Your task
Copy the entries starting at the line that contains "favorite-label[interactable]: Add to" and ending at the line that contains "business-role-template-icon [595, 14, 636, 53]", replacing "Employee Data" with "Staff Records" and leaving everything else unchanged.

Data entries
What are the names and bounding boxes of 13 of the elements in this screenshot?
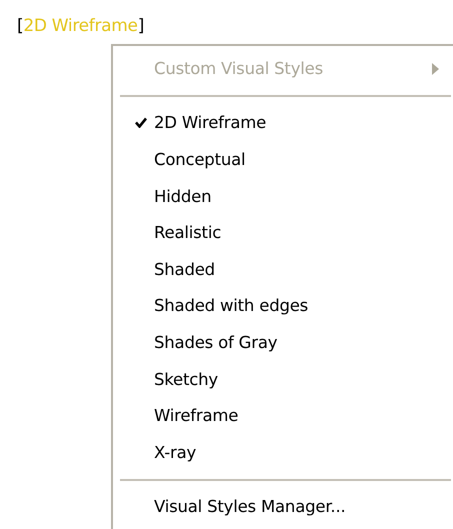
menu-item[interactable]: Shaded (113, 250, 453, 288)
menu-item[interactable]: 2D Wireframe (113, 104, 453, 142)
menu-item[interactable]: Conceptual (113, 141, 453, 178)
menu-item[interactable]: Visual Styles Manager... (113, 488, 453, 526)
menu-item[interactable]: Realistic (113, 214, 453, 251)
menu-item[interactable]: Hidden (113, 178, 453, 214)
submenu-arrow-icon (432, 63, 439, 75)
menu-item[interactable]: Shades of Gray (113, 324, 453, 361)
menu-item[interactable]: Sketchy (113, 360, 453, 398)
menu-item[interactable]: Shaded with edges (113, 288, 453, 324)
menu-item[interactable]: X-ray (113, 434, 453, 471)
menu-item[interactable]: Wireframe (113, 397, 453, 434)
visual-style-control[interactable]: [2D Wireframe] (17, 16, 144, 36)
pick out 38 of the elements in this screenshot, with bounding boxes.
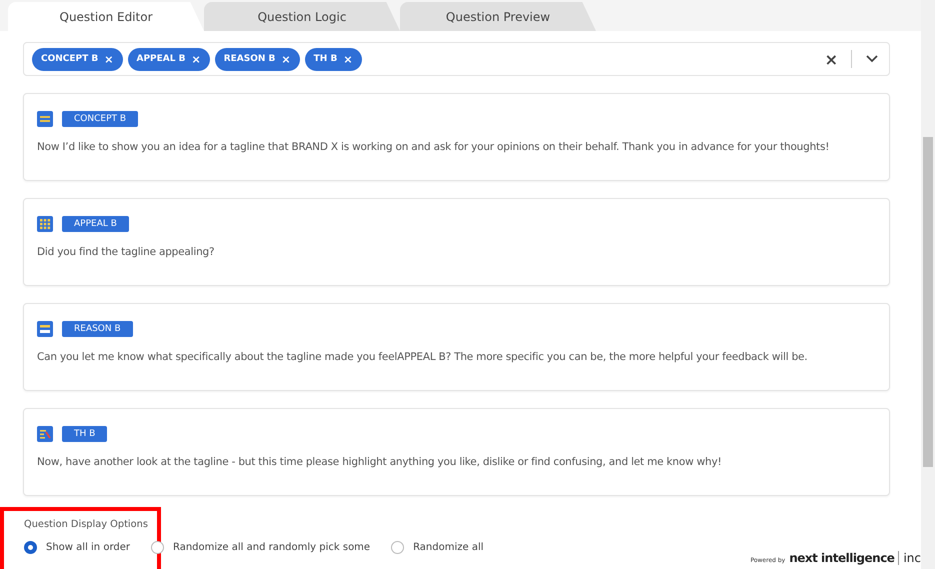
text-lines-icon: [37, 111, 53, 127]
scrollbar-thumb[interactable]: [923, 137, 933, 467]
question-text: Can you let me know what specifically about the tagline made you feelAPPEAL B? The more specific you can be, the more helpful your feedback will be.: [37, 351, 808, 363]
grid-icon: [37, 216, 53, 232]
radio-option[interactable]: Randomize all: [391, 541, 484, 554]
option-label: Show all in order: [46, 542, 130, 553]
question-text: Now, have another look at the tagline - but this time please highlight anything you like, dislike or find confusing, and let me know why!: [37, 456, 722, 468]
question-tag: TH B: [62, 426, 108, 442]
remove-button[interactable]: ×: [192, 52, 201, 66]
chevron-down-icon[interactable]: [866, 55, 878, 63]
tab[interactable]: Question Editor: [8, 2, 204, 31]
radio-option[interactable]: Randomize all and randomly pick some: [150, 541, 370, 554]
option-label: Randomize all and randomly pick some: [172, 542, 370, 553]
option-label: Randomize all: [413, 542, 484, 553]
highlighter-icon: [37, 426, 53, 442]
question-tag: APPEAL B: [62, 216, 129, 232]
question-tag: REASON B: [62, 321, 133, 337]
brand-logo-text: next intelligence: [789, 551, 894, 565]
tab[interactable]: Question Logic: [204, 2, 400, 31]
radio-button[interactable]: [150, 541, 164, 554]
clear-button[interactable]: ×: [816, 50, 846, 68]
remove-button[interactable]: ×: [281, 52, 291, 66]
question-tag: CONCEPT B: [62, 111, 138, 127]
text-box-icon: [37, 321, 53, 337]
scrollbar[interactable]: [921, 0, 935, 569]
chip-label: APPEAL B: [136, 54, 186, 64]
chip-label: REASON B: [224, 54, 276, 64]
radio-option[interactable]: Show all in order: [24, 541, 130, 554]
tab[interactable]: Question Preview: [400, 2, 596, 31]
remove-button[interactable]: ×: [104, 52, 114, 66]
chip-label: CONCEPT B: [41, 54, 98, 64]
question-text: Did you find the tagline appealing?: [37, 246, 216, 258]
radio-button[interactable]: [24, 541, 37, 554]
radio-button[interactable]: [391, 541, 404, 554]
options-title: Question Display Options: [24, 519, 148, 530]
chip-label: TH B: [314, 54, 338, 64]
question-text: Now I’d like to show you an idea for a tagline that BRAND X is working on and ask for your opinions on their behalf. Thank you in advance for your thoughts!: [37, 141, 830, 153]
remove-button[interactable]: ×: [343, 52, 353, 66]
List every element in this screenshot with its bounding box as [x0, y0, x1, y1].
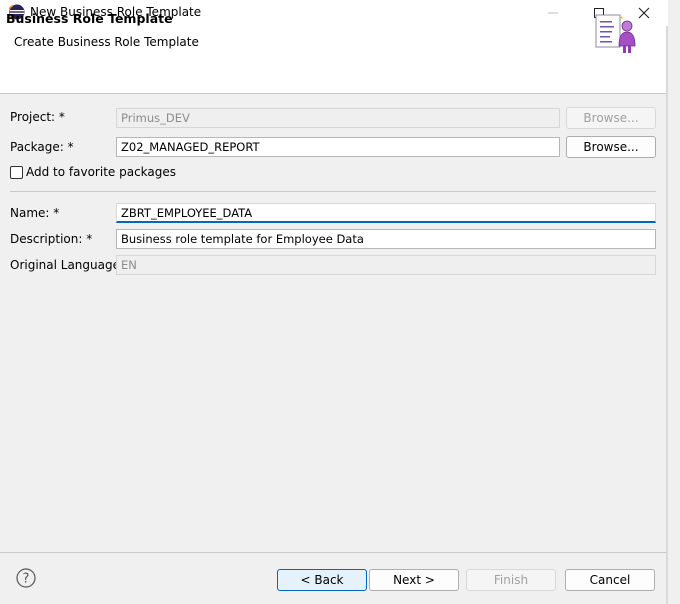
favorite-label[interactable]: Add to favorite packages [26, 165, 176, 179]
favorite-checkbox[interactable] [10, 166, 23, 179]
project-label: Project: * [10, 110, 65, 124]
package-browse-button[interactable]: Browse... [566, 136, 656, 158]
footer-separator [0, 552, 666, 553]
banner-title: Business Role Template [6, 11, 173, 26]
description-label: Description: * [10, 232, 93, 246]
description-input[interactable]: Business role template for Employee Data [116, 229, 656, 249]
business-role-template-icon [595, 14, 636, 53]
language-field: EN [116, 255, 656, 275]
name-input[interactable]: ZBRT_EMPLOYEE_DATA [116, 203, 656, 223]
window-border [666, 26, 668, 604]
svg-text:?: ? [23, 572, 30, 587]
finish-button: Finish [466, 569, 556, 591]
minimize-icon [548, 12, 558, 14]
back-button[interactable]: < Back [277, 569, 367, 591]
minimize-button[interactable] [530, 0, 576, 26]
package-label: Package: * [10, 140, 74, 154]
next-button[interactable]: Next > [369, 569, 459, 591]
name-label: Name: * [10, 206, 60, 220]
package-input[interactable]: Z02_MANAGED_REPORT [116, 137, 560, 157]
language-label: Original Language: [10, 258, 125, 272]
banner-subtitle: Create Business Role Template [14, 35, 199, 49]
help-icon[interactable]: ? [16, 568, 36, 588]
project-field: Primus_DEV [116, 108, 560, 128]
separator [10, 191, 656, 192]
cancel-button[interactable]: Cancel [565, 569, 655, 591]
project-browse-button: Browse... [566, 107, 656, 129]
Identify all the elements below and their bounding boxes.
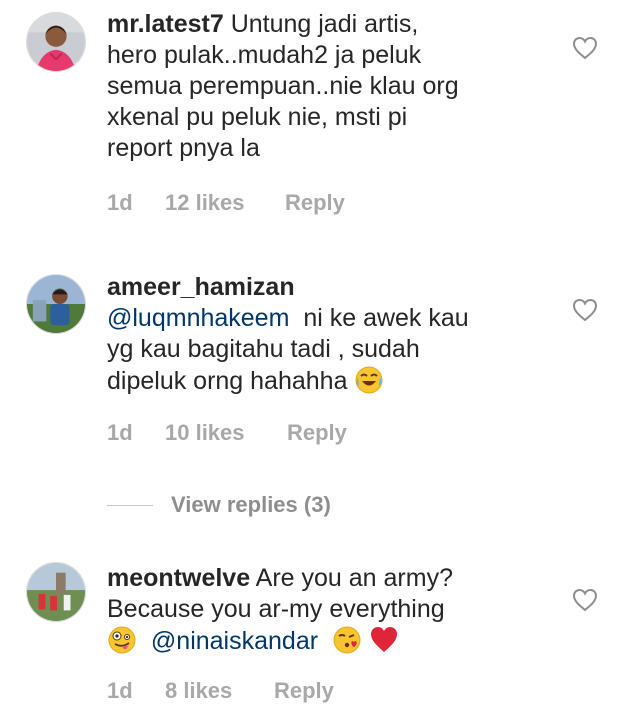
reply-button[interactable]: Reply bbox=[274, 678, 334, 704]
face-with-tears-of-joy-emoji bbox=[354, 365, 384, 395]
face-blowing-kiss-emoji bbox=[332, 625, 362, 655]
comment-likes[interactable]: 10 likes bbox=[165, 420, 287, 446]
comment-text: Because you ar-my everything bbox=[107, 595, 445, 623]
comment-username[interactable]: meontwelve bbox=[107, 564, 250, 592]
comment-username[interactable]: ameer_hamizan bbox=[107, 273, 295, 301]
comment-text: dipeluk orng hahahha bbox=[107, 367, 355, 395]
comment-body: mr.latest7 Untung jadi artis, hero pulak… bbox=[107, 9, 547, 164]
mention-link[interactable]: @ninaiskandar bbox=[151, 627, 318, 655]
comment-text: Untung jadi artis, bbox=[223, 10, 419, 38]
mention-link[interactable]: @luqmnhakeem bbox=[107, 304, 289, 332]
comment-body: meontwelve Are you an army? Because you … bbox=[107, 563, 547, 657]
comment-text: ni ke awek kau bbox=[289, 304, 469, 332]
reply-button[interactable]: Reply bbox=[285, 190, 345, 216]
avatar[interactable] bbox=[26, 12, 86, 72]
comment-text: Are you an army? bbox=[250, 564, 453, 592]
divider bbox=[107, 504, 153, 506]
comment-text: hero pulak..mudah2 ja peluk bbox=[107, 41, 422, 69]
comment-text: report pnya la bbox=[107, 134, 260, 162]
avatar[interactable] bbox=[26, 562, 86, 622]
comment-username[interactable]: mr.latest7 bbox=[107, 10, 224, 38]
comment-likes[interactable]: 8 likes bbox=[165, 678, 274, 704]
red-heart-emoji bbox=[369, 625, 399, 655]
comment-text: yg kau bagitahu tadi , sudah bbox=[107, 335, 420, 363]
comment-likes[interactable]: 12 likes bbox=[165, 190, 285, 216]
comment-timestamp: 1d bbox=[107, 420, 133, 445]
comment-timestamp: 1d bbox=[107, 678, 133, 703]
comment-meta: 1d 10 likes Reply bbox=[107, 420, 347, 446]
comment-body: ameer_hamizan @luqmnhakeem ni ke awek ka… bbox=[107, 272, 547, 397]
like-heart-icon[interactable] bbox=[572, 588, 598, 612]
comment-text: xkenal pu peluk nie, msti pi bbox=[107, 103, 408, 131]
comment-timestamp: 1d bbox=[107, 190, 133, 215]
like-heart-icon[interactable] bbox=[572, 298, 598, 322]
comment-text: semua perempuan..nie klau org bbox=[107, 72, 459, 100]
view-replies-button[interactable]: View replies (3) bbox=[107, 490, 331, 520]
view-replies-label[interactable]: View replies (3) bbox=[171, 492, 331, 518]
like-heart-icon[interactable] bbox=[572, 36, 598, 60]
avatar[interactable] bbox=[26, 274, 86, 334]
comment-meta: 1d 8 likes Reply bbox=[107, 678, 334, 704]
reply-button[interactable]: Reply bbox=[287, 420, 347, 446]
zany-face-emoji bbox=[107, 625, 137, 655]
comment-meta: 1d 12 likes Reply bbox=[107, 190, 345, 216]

Written answer
favorite-label[interactable]: Add to favorite packages [26, 165, 176, 179]
favorite-checkbox[interactable] [10, 166, 23, 179]
project-label: Project: * [10, 110, 65, 124]
package-browse-button[interactable]: Browse... [566, 136, 656, 158]
footer-separator [0, 552, 666, 553]
banner-title: Business Role Template [6, 11, 173, 26]
description-label: Description: * [10, 232, 93, 246]
description-input[interactable]: Business role template for Staff Records [116, 229, 656, 249]
business-role-template-icon [595, 14, 636, 53]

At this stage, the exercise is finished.